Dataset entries
************

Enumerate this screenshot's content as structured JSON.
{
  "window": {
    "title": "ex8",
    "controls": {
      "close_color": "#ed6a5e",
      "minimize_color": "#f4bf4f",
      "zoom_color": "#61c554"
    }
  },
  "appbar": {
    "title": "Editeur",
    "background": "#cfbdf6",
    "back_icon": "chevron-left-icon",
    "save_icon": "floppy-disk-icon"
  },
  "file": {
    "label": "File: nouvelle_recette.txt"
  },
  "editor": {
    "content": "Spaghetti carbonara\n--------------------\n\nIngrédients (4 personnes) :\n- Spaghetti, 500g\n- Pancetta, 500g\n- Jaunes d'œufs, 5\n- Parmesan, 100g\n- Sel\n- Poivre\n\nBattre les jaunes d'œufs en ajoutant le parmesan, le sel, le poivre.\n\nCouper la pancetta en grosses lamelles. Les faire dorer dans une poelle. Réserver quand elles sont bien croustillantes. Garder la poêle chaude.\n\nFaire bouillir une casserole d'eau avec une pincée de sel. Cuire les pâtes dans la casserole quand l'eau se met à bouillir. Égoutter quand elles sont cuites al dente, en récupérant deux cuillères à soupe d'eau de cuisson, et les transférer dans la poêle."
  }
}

************

→ **Instruction**: Copy out all lines above that include the string "content".

→ **Finished task**:
Enumerate this screenshot's content as structured JSON.
    "content": "Spaghetti carbonara\n--------------------\n\nIngrédients (4 personnes) :\n- Spaghetti, 500g\n- Pancetta, 500g\n- Jaunes d'œufs, 5\n- Parmesan, 100g\n- Sel\n- Poivre\n\nBattre les jaunes d'œufs en ajoutant le parmesan, le sel, le poivre.\n\nCouper la pancetta en grosses lamelles. Les faire dorer dans une poelle. Réserver quand elles sont bien croustillantes. Garder la poêle chaude.\n\nFaire bouillir une casserole d'eau avec une pincée de sel. Cuire les pâtes dans la casserole quand l'eau se met à bouillir. Égoutter quand elles sont cuites al dente, en récupérant deux cuillères à soupe d'eau de cuisson, et les transférer dans la poêle."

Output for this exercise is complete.